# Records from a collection
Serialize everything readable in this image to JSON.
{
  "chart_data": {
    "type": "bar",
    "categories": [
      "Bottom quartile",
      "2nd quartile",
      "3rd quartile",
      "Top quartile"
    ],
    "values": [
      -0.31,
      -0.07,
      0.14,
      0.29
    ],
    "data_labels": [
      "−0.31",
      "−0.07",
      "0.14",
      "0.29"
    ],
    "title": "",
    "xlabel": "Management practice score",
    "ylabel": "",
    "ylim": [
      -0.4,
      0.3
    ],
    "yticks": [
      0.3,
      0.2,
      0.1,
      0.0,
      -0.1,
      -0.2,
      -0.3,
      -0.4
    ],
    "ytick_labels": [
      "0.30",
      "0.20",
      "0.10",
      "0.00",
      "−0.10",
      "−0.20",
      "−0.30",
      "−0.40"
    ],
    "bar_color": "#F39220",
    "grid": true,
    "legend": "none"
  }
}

---

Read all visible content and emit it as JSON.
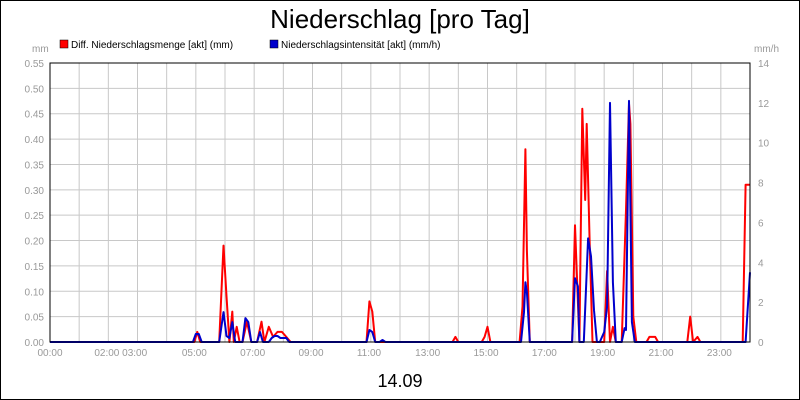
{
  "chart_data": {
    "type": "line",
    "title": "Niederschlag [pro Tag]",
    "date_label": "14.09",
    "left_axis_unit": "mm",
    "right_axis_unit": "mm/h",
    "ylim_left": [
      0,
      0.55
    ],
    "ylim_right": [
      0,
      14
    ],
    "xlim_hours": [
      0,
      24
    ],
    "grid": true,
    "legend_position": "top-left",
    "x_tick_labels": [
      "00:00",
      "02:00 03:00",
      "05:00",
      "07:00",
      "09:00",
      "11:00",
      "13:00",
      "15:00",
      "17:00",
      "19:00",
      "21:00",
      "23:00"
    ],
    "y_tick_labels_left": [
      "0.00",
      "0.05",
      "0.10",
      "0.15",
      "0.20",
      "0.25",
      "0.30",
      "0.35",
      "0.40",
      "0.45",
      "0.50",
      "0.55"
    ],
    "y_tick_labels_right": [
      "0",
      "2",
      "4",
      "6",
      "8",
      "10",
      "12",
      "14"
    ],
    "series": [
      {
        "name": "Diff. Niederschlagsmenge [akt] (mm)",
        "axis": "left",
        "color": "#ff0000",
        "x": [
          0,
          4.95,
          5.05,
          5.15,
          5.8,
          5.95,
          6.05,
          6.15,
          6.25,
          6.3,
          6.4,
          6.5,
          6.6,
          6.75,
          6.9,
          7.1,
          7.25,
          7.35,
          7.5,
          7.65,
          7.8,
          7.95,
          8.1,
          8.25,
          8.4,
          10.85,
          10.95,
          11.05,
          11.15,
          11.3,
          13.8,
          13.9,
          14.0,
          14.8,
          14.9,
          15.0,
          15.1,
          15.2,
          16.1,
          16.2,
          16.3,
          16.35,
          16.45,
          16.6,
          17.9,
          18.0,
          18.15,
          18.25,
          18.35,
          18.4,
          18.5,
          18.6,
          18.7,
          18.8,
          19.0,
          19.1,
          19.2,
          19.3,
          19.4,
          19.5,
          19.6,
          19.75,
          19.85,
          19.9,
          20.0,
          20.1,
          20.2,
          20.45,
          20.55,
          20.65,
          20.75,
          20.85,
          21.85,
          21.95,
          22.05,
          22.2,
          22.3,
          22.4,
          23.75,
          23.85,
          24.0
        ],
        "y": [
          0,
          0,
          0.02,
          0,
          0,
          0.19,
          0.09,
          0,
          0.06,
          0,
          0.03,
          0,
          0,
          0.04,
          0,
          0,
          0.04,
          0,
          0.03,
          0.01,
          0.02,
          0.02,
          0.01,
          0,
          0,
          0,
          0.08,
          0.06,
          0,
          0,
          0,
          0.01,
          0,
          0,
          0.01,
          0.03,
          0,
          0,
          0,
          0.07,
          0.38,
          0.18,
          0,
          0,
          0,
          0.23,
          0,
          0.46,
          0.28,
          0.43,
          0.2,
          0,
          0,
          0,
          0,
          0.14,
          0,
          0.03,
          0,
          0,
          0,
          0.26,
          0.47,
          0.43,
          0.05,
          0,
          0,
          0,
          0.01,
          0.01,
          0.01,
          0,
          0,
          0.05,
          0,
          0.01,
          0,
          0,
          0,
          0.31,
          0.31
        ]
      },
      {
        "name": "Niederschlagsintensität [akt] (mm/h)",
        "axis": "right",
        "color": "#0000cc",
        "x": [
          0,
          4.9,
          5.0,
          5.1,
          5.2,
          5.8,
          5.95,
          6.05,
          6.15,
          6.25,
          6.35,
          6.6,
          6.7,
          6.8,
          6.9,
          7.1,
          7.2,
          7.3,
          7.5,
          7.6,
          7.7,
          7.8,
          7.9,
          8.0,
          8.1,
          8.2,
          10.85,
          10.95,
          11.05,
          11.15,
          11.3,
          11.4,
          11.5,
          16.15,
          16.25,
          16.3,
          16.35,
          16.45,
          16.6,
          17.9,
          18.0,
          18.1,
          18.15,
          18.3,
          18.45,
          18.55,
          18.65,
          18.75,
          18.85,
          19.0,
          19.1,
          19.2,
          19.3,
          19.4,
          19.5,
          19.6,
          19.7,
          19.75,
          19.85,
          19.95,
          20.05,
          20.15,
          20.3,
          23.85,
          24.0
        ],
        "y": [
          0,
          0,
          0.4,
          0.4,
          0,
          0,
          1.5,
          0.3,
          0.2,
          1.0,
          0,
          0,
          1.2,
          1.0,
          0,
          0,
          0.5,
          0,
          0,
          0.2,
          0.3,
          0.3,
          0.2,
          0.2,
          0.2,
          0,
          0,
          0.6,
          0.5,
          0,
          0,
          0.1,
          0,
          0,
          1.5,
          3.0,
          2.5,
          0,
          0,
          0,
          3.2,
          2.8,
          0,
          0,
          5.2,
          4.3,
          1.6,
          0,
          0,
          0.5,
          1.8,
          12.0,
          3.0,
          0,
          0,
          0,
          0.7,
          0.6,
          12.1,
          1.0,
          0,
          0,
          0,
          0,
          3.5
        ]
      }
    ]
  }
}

# Your instructions
Of the lines in this listing, report how many contain the string "quartile", and give the number only.

# In response
4